## Exercise
Leaving out every picture, quote the data below exactly as it appears.

*** Records shown

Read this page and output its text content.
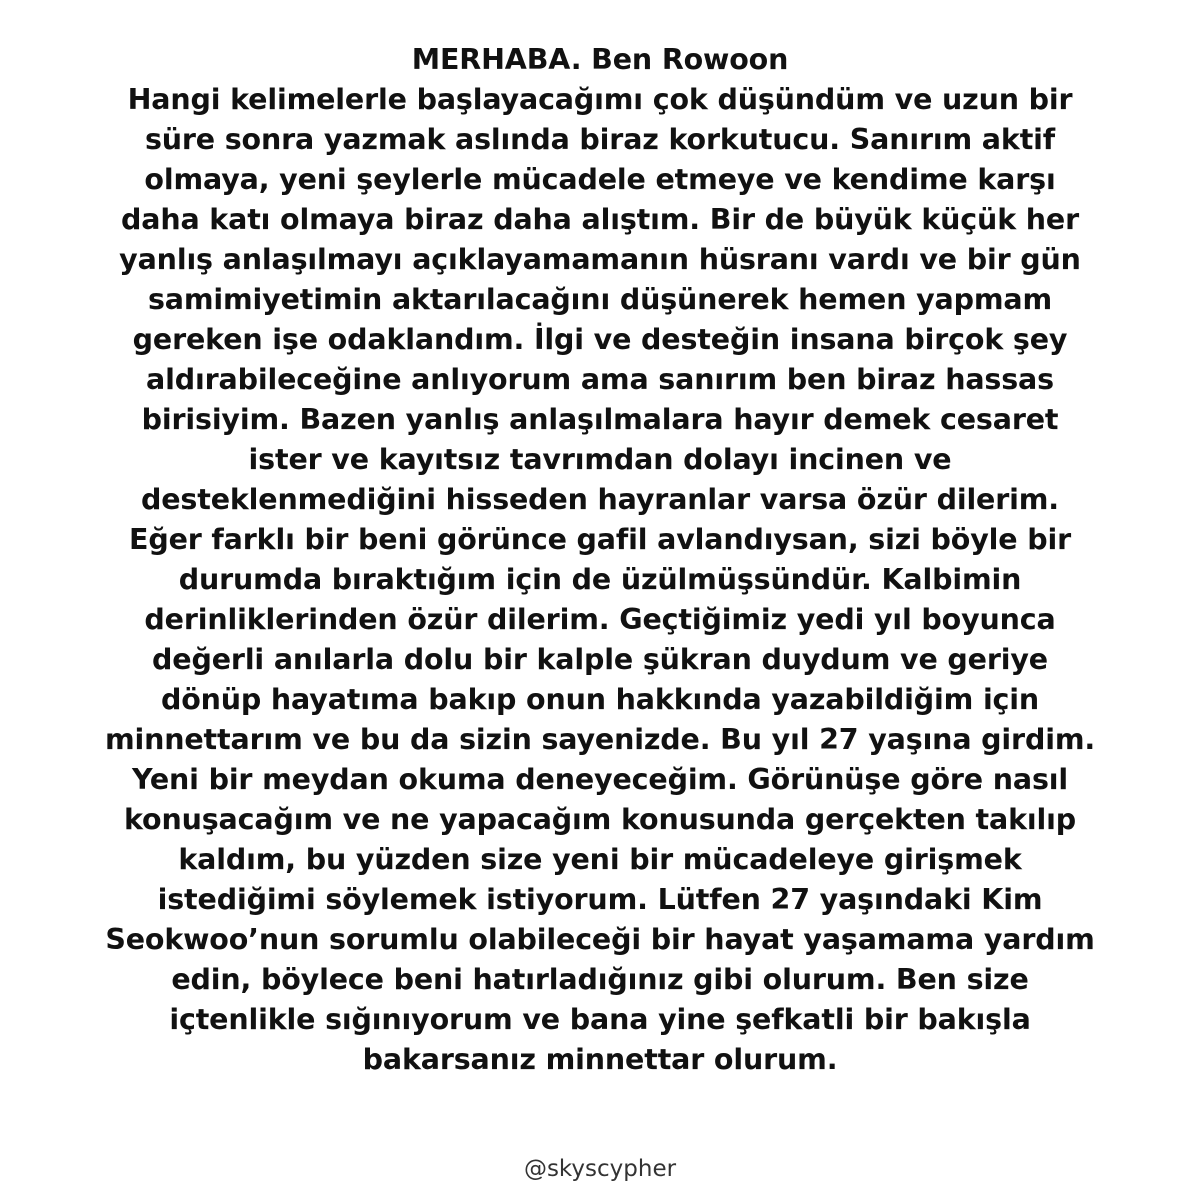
MERHABA. Ben Rowoon
Hangi kelimelerle başlayacağımı çok düşündüm ve uzun bir
süre sonra yazmak aslında biraz korkutucu. Sanırım aktif
olmaya, yeni şeylerle mücadele etmeye ve kendime karşı
daha katı olmaya biraz daha alıştım. Bir de büyük küçük her
yanlış anlaşılmayı açıklayamamanın hüsranı vardı ve bir gün
samimiyetimin aktarılacağını düşünerek hemen yapmam
gereken işe odaklandım. İlgi ve desteğin insana birçok şey
aldırabileceğine anlıyorum ama sanırım ben biraz hassas
birisiyim. Bazen yanlış anlaşılmalara hayır demek cesaret
ister ve kayıtsız tavrımdan dolayı incinen ve
desteklenmediğini hisseden hayranlar varsa özür dilerim.
Eğer farklı bir beni görünce gafil avlandıysan, sizi böyle bir
durumda bıraktığım için de üzülmüşsündür. Kalbimin
derinliklerinden özür dilerim. Geçtiğimiz yedi yıl boyunca
değerli anılarla dolu bir kalple şükran duydum ve geriye
dönüp hayatıma bakıp onun hakkında yazabildiğim için
minnettarım ve bu da sizin sayenizde. Bu yıl 27 yaşına girdim.
Yeni bir meydan okuma deneyeceğim. Görünüşe göre nasıl
konuşacağım ve ne yapacağım konusunda gerçekten takılıp
kaldım, bu yüzden size yeni bir mücadeleye girişmek
istediğimi söylemek istiyorum. Lütfen 27 yaşındaki Kim
Seokwoo’nun sorumlu olabileceği bir hayat yaşamama yardım
edin, böylece beni hatırladığınız gibi olurum. Ben size
içtenlikle sığınıyorum ve bana yine şefkatli bir bakışla
bakarsanız minnettar olurum.
@skyscypher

******

## Complete answer
Read this page and output its text content.
MERHABA. Ben Rowoon
Hangi kelimelerle başlayacağımı çok düşündüm ve uzun bir
süre sonra yazmak aslında biraz korkutucu. Sanırım aktif
olmaya, yeni şeylerle mücadele etmeye ve kendime karşı
daha katı olmaya biraz daha alıştım. Bir de büyük küçük her
yanlış anlaşılmayı açıklayamamanın hüsranı vardı ve bir gün
samimiyetimin aktarılacağını düşünerek hemen yapmam
gereken işe odaklandım. İlgi ve desteğin insana birçok şey
aldırabileceğine anlıyorum ama sanırım ben biraz hassas
birisiyim. Bazen yanlış anlaşılmalara hayır demek cesaret
ister ve kayıtsız tavrımdan dolayı incinen ve
desteklenmediğini hisseden hayranlar varsa özür dilerim.
Eğer farklı bir beni görünce gafil avlandıysan, sizi böyle bir
durumda bıraktığım için de üzülmüşsündür. Kalbimin
derinliklerinden özür dilerim. Geçtiğimiz yedi yıl boyunca
değerli anılarla dolu bir kalple şükran duydum ve geriye
dönüp hayatıma bakıp onun hakkında yazabildiğim için
minnettarım ve bu da sizin sayenizde. Bu yıl 27 yaşına girdim.
Yeni bir meydan okuma deneyeceğim. Görünüşe göre nasıl
konuşacağım ve ne yapacağım konusunda gerçekten takılıp
kaldım, bu yüzden size yeni bir mücadeleye girişmek
istediğimi söylemek istiyorum. Lütfen 27 yaşındaki Kim
Seokwoo’nun sorumlu olabileceği bir hayat yaşamama yardım
edin, böylece beni hatırladığınız gibi olurum. Ben size
içtenlikle sığınıyorum ve bana yine şefkatli bir bakışla
bakarsanız minnettar olurum.
@skyscypher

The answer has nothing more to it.